**Your task:** Bring together all lines of the material below that contain the string "equations".

**Dataset items:**
###
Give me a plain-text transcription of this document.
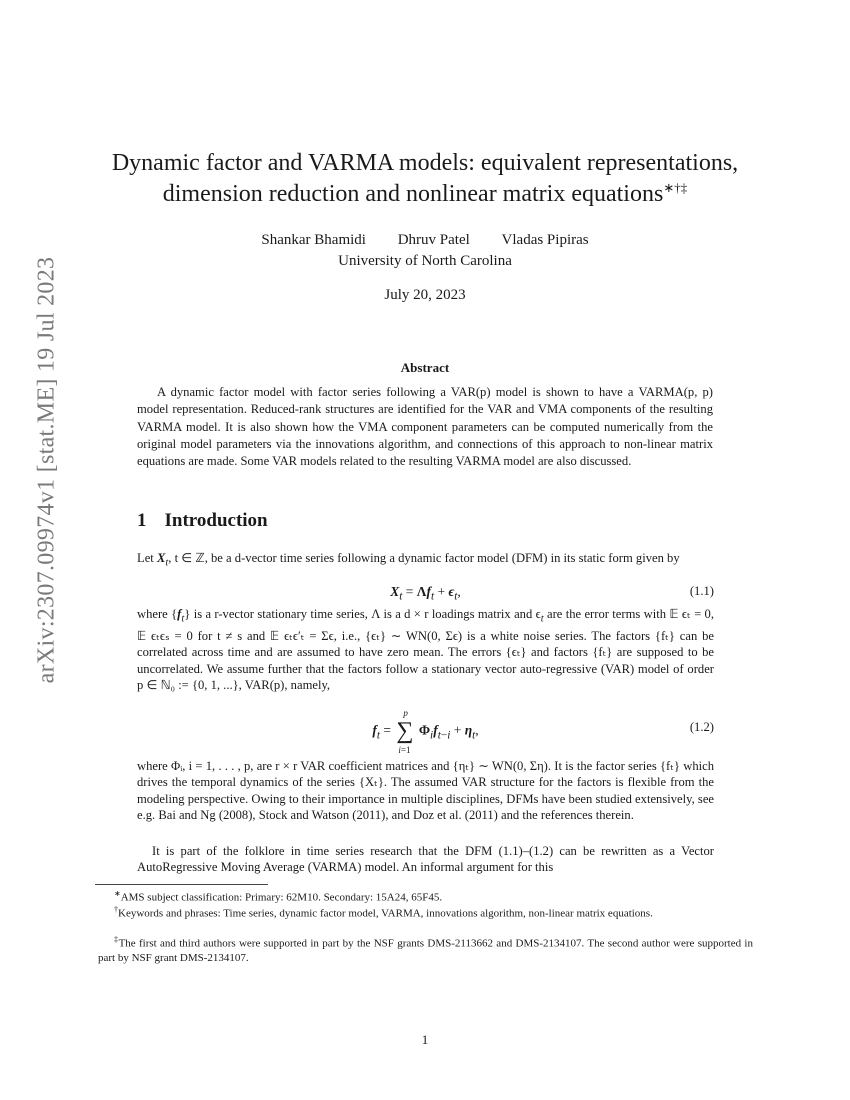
arXiv:2307.09974v1 [stat.ME] 19 Jul 2023
Dynamic factor and VARMA models: equivalent representations,
dimension reduction and nonlinear matrix equations∗†‡
Shankar Bhamidi Dhruv Patel Vladas Pipiras
University of North Carolina
July 20, 2023
Abstract
A dynamic factor model with factor series following a VAR(p) model is shown to have a VARMA(p, p) model representation. Reduced-rank structures are identified for the VAR and VMA components of the resulting VARMA model. It is also shown how the VMA component parameters can be computed numerically from the original model parameters via the innovations algorithm, and connections of this approach to non-linear matrix equations are made. Some VAR models related to the resulting VARMA model are also discussed.
1 Introduction
Let $X_t$, t ∈ ℤ, be a d-vector time series following a dynamic factor model (DFM) in its static form given by
$X_t = \Lambda f_t + \epsilon_t$,	(1.1)
where $\{f_t\}$ is a r-vector stationary time series, Λ is a d × r loadings matrix and $\epsilon_t$ are the error terms with 𝔼 ϵₜ = 0, 𝔼 ϵₜϵₛ = 0 for t ≠ s and 𝔼 ϵₜϵ′ₜ = Σϵ, i.e., {ϵₜ} ∼ WN(0, Σϵ) is a white noise series. The factors {fₜ} can be correlated across time and are assumed to have zero mean. The errors {ϵₜ} and factors {fₜ} are supposed to be uncorrelated. We assume further that the factors follow a stationary vector auto-regressive (VAR) model of order p ∈ ℕ₀ := {0, 1, ...}, VAR(p), namely,
$f_t$ = ∑
p
i=1
$\Phi_if_{t-i} + \eta_t$,	(1.2)
where Φᵢ, i = 1, . . . , p, are r × r VAR coefficient matrices and {ηₜ} ∼ WN(0, Ση). It is the factor series {fₜ} which drives the temporal dynamics of the series {Xₜ}. The assumed VAR structure for the factors is flexible from the modeling perspective. Owing to their importance in multiple disciplines, DFMs have been studied extensively, see e.g. Bai and Ng (2008), Stock and Watson (2011), and Doz et al. (2011) and the references therein.
It is part of the folklore in time series research that the DFM (1.1)–(1.2) can be rewritten as a Vector AutoRegressive Moving Average (VARMA) model. An informal argument for this
∗AMS subject classification: Primary: 62M10. Secondary: 15A24, 65F45.
†Keywords and phrases: Time series, dynamic factor model, VARMA, innovations algorithm, non-linear matrix equations.
‡The first and third authors were supported in part by the NSF grants DMS-2113662 and DMS-2134107. The second author were supported in part by NSF grant DMS-2134107.
1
###
**Answer to the task:**
dimension reduction and nonlinear matrix equations∗†‡
A dynamic factor model with factor series following a VAR(p) model is shown to have a VARMA(p, p) model representation. Reduced-rank structures are identified for the VAR and VMA components of the resulting VARMA model. It is also shown how the VMA component parameters can be computed numerically from the original model parameters via the innovations algorithm, and connections of this approach to non-linear matrix equations are made. Some VAR models related to the resulting VARMA model are also discussed.
†Keywords and phrases: Time series, dynamic factor model, VARMA, innovations algorithm, non-linear matrix equations.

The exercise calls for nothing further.